### What you have to do
Select the lines below containing the word "zlíbí".

— START Information provided —

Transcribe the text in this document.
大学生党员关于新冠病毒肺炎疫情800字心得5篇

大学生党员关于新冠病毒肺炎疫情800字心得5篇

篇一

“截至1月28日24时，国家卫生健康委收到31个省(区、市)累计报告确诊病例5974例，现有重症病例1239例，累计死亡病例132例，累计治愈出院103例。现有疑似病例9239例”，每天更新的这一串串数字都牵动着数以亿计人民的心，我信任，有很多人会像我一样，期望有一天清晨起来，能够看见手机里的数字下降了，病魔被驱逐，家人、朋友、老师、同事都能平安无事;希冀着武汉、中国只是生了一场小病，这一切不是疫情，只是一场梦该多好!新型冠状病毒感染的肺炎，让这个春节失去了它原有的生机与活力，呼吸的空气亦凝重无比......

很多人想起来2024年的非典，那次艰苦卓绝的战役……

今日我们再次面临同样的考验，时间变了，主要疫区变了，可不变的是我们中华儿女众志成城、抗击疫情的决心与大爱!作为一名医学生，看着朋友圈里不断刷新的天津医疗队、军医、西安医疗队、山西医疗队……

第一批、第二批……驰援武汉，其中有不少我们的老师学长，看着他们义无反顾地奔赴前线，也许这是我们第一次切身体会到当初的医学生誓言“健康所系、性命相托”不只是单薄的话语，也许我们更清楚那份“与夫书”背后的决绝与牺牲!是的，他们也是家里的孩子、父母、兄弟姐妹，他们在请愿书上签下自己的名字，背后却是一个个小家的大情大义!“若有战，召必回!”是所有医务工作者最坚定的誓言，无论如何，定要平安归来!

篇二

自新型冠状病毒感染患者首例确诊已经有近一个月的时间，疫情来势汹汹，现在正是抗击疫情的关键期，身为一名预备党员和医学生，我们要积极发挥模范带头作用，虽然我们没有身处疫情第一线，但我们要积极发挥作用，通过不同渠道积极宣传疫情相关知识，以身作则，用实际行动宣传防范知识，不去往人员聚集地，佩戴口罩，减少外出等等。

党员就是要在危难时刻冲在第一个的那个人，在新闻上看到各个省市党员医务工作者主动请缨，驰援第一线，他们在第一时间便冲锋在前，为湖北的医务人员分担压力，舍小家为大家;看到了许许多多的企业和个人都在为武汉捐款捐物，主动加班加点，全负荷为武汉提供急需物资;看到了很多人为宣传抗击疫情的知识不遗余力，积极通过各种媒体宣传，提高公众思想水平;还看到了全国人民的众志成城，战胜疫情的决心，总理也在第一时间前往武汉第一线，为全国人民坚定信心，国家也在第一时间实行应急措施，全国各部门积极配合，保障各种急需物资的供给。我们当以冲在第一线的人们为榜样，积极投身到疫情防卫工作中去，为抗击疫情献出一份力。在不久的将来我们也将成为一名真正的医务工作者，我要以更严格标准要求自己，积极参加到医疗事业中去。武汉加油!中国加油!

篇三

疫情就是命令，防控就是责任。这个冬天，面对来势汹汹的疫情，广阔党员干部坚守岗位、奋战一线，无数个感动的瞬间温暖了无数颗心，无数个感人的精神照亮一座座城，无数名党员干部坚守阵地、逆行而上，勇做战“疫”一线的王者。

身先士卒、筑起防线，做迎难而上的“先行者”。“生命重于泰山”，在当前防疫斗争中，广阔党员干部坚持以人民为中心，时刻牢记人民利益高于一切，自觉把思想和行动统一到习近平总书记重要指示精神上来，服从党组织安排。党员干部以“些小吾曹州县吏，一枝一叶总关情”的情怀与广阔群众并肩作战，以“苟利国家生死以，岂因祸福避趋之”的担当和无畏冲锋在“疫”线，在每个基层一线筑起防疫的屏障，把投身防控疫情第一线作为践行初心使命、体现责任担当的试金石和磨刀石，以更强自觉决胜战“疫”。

— END Information provided —
— START Information provided —

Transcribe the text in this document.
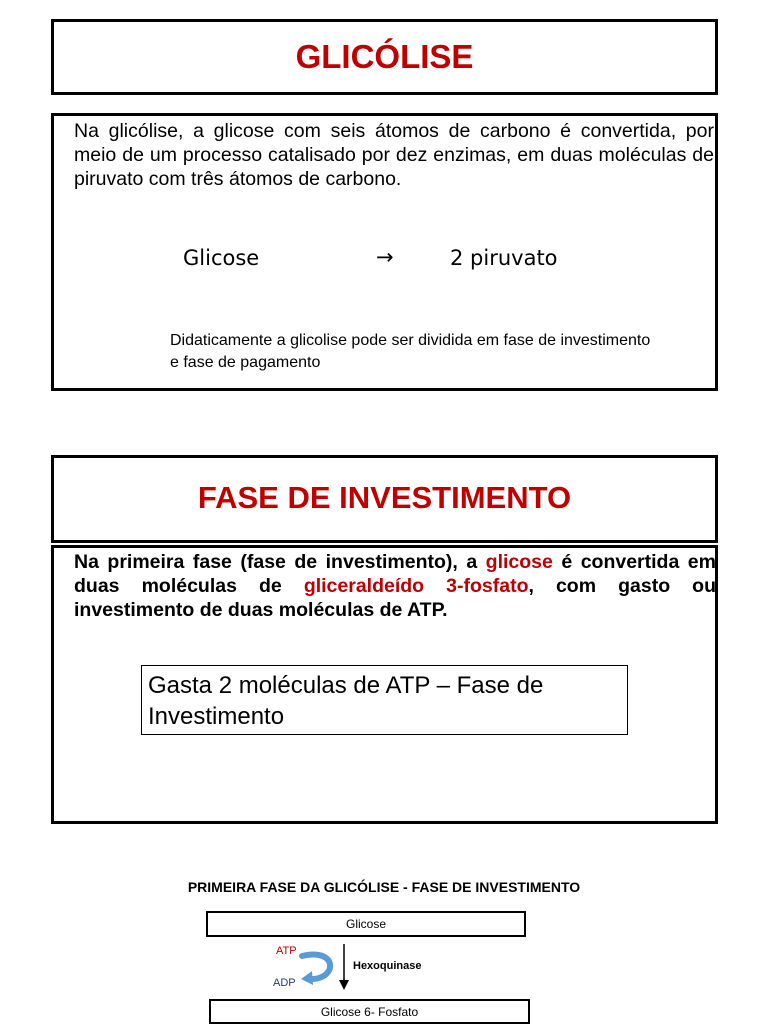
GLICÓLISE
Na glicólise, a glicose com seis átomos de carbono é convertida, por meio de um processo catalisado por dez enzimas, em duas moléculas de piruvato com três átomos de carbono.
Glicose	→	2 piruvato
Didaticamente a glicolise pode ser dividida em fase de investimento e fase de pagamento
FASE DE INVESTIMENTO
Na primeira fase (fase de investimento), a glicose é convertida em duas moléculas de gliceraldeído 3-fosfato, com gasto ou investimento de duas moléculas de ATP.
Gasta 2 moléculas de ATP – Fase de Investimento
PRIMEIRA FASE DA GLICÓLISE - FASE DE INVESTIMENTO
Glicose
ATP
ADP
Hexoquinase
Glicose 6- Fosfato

— END Information provided —
— START Information provided —

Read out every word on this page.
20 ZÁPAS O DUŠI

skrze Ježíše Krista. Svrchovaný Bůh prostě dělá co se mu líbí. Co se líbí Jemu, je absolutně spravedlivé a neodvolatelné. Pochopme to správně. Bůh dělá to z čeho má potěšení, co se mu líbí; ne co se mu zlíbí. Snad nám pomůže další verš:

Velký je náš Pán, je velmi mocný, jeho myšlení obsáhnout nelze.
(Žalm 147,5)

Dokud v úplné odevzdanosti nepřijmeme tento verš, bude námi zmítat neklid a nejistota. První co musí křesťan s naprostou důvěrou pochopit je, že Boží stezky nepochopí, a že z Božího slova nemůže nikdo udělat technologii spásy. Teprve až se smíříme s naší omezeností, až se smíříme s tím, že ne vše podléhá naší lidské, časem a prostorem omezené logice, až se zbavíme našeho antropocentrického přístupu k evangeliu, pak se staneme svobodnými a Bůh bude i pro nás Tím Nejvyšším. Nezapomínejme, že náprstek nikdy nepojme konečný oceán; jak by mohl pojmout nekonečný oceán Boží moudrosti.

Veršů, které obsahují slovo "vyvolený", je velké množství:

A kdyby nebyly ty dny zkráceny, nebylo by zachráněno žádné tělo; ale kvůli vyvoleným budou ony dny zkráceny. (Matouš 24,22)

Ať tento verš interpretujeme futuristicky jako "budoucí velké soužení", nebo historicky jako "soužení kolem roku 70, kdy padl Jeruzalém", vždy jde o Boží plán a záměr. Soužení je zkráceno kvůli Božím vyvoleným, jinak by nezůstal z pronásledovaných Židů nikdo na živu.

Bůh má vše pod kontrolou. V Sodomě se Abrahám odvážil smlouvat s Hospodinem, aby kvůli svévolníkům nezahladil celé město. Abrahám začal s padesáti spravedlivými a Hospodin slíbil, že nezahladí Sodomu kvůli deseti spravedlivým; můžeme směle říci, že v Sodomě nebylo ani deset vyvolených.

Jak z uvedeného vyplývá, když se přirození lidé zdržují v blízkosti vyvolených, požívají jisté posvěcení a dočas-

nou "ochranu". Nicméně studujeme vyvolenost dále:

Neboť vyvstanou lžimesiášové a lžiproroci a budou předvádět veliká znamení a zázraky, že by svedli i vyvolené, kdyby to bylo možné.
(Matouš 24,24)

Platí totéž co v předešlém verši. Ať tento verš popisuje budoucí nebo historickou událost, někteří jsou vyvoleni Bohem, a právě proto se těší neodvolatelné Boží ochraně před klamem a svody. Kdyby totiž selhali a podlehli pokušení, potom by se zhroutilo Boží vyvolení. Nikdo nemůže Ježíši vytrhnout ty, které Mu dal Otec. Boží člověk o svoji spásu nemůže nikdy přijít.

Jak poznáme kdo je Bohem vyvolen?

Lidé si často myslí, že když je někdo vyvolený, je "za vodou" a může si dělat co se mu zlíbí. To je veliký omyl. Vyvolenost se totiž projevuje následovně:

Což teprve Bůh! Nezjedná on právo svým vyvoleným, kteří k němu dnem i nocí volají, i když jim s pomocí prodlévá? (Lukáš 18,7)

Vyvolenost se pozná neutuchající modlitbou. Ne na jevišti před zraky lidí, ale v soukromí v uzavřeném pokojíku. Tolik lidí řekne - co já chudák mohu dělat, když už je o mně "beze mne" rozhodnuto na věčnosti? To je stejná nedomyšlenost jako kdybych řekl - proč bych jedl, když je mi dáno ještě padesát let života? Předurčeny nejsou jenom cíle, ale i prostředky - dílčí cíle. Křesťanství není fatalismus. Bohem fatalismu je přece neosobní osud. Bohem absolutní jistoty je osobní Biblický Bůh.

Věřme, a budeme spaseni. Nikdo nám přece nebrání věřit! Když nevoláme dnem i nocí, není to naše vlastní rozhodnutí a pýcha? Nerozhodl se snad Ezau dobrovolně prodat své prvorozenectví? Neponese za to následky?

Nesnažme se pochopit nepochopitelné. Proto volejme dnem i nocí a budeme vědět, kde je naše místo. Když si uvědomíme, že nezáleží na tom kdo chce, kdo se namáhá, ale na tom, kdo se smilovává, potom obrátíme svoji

— END Information provided —

### Output
skrze Ježíše Krista. Svrchovaný Bůh prostě dělá co se mu líbí. Co se líbí Jemu, je absolutně spravedlivé a neodvolatelné. Pochopme to správně. Bůh dělá to z čeho má potěšení, co se mu líbí; ne co se mu zlíbí. Snad nám pomůže další verš:
Lidé si často myslí, že když je někdo vyvolený, je "za vodou" a může si dělat co se mu zlíbí. To je veliký omyl. Vyvolenost se totiž projevuje následovně:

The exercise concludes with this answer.